• **Stored data**
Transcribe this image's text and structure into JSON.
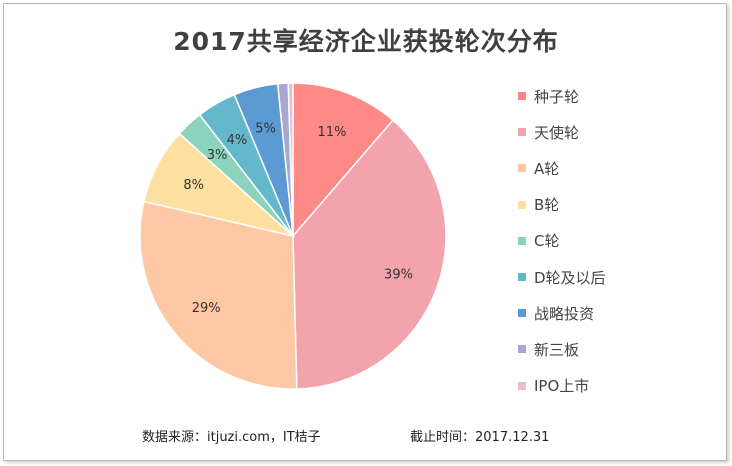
{
  "chart_data": {
    "type": "pie",
    "title": "2017共享经济企业获投轮次分布",
    "categories": [
      "种子轮",
      "天使轮",
      "A轮",
      "B轮",
      "C轮",
      "D轮及以后",
      "战略投资",
      "新三板",
      "IPO上市"
    ],
    "values": [
      11.4,
      38.5,
      29.2,
      8.1,
      2.9,
      4.2,
      4.7,
      1.1,
      0.5
    ],
    "data_labels": [
      "11%",
      "39%",
      "29%",
      "8%",
      "3%",
      "4%",
      "5%",
      "",
      ""
    ],
    "colors": [
      "#fe8a87",
      "#f2a3ab",
      "#fec8a5",
      "#fde0a0",
      "#8cd3bd",
      "#64b8cc",
      "#5b9ad2",
      "#a9a6d2",
      "#e6bfd6"
    ],
    "legend_position": "right"
  },
  "footer": {
    "source": "数据来源：itjuzi.com，IT桔子",
    "date": "截止时间：2017.12.31"
  }
}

• **Task brief**
Repeat all of the records verbatim, leaving out the pictures.

• **Complete response**
Transcribe this image's text and structure into JSON.
{
  "chart_data": {
    "type": "pie",
    "title": "2017共享经济企业获投轮次分布",
    "categories": [
      "种子轮",
      "天使轮",
      "A轮",
      "B轮",
      "C轮",
      "D轮及以后",
      "战略投资",
      "新三板",
      "IPO上市"
    ],
    "values": [
      11.4,
      38.5,
      29.2,
      8.1,
      2.9,
      4.2,
      4.7,
      1.1,
      0.5
    ],
    "data_labels": [
      "11%",
      "39%",
      "29%",
      "8%",
      "3%",
      "4%",
      "5%",
      "",
      ""
    ],
    "colors": [
      "#fe8a87",
      "#f2a3ab",
      "#fec8a5",
      "#fde0a0",
      "#8cd3bd",
      "#64b8cc",
      "#5b9ad2",
      "#a9a6d2",
      "#e6bfd6"
    ],
    "legend_position": "right"
  },
  "footer": {
    "source": "数据来源：itjuzi.com，IT桔子",
    "date": "截止时间：2017.12.31"
  }
}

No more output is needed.